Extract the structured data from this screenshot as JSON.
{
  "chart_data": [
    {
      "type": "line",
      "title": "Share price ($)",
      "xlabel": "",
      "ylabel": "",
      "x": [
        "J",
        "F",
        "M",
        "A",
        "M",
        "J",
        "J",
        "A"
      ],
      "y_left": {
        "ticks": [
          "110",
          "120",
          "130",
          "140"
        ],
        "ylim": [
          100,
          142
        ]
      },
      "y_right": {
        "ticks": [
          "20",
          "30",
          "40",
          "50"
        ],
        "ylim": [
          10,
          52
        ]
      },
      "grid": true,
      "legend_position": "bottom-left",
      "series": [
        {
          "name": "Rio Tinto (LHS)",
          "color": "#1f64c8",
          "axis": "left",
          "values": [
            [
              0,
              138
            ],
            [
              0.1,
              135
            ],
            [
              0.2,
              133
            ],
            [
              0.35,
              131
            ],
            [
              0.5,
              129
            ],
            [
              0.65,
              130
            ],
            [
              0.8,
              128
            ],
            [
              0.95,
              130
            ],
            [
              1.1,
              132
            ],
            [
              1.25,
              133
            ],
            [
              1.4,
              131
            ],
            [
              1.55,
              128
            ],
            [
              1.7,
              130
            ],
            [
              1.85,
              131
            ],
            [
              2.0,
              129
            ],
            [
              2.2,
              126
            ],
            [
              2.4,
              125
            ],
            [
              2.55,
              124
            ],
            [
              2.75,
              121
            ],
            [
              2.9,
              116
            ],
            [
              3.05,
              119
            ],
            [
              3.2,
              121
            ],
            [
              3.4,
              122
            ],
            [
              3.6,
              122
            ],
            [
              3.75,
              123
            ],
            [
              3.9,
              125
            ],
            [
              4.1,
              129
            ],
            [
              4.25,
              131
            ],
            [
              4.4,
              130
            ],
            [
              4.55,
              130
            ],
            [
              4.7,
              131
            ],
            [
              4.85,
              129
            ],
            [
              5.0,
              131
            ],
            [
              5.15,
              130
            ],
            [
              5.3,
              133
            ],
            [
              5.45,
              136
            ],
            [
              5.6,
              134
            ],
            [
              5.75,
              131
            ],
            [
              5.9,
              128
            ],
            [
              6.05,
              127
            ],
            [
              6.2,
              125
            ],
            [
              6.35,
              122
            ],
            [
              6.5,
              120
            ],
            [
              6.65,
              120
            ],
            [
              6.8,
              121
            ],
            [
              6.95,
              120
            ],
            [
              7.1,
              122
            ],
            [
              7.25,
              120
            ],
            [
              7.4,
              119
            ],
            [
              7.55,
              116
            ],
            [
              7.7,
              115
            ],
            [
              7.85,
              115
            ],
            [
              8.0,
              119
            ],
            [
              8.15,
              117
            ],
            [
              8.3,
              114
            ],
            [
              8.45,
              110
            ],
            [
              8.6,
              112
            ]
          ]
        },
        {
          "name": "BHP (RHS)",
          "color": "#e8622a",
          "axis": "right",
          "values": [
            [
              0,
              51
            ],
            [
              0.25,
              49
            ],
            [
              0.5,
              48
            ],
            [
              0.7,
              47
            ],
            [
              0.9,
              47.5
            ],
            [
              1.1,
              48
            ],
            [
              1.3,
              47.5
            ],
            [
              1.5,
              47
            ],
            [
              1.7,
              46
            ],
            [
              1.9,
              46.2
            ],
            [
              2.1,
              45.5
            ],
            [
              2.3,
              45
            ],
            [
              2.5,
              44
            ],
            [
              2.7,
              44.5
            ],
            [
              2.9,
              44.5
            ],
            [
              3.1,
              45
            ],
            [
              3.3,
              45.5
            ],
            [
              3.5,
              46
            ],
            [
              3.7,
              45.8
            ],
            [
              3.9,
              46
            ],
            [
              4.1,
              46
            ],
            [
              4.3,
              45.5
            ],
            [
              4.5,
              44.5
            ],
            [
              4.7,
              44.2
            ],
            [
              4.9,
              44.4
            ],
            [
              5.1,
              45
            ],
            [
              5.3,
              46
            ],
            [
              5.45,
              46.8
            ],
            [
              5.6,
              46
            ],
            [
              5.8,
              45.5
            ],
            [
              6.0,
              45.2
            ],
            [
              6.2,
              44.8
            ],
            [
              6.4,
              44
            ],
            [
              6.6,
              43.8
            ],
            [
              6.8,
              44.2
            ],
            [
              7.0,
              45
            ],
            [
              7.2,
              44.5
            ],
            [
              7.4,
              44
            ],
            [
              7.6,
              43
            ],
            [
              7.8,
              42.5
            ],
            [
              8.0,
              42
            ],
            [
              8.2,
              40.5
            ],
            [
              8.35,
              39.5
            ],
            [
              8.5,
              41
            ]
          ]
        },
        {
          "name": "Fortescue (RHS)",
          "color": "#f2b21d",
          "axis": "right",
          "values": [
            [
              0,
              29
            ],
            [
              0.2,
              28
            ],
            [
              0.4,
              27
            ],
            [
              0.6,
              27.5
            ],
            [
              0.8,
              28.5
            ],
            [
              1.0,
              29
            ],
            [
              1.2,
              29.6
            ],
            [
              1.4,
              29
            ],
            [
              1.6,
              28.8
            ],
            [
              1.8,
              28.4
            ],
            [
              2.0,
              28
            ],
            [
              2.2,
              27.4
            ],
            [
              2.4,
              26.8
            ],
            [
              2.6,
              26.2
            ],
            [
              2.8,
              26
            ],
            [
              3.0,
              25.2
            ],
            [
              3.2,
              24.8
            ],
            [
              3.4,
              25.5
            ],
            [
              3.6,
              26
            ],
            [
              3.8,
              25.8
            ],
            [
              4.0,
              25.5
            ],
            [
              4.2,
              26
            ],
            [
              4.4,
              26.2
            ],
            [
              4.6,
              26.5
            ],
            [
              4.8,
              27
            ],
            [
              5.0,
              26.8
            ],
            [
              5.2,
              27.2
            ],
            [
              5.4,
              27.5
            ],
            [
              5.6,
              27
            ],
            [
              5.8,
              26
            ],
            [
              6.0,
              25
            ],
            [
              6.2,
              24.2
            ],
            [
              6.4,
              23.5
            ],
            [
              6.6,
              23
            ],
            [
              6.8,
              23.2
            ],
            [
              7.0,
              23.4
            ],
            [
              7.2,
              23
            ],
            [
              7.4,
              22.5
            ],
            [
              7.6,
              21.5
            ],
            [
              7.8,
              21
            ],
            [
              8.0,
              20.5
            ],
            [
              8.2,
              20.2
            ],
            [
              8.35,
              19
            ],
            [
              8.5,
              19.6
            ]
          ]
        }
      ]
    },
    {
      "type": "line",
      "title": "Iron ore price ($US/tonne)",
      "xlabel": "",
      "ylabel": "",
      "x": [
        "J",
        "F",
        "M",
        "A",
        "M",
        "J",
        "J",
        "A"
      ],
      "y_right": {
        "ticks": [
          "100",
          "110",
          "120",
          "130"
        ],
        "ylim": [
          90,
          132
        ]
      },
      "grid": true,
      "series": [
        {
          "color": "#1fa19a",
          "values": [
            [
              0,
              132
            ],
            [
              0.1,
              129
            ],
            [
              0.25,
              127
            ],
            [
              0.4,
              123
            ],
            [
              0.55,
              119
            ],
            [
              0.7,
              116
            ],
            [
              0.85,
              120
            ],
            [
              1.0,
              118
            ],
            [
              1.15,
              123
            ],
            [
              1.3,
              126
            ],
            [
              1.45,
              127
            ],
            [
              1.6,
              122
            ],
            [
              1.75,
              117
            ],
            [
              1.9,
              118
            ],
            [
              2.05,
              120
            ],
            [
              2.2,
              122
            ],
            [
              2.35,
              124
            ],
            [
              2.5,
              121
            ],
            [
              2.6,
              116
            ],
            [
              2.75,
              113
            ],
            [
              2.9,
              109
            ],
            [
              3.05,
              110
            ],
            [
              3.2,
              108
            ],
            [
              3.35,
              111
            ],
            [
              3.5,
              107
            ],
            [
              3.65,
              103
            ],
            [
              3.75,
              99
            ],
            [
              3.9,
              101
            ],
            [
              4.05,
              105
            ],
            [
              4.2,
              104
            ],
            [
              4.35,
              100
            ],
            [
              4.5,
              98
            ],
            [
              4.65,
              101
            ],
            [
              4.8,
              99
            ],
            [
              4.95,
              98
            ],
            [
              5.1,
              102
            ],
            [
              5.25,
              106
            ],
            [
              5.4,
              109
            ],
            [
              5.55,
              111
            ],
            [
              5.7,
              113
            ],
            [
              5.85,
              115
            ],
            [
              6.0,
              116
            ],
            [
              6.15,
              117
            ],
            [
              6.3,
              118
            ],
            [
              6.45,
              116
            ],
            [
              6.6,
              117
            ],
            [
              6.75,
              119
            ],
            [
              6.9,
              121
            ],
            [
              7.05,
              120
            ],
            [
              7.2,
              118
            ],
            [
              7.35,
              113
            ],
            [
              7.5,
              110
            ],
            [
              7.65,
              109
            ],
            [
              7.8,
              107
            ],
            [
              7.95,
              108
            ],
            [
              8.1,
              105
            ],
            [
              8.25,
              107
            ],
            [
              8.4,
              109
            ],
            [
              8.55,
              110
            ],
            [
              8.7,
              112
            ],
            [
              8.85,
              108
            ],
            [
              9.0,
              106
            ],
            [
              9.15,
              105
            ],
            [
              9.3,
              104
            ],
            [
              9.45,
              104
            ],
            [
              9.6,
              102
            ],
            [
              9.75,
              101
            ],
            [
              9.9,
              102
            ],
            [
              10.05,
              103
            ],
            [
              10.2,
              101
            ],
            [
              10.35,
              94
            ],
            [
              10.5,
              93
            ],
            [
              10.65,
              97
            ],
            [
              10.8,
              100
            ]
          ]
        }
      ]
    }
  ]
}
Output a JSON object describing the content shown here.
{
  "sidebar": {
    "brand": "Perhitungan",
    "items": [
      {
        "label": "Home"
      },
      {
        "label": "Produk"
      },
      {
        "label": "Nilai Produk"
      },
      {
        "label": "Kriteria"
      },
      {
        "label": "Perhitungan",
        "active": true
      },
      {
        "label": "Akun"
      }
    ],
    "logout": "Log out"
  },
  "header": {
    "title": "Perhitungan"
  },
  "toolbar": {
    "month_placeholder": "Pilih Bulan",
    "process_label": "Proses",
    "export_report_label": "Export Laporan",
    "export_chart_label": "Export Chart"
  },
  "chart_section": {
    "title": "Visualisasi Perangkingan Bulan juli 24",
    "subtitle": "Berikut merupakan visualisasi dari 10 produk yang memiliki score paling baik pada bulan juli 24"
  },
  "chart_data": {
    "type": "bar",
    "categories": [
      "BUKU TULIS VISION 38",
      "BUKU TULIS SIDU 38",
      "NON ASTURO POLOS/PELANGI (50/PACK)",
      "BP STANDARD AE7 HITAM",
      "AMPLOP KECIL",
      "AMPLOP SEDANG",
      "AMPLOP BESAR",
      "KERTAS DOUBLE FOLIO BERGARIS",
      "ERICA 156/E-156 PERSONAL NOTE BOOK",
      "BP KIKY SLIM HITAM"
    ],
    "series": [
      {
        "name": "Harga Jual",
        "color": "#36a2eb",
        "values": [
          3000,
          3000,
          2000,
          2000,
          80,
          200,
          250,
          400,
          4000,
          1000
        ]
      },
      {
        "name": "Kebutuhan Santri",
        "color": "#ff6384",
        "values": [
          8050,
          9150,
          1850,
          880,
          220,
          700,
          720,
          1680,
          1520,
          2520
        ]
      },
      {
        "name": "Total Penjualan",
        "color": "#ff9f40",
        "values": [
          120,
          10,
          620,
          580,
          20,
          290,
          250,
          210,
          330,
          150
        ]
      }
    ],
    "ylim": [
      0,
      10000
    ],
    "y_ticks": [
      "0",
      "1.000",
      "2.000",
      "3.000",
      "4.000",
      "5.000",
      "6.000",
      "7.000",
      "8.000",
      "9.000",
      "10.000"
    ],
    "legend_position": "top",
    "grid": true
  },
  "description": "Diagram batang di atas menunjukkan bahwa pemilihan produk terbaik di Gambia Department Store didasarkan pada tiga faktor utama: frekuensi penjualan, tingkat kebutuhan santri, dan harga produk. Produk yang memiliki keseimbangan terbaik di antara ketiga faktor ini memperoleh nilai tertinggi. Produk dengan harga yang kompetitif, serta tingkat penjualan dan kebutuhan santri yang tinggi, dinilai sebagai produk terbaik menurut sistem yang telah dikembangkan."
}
+===+
--- The problem ---
Examine the entries and report how many of their lines contain the string "memiliki", giving no more than the number.

--- Finished task ---
2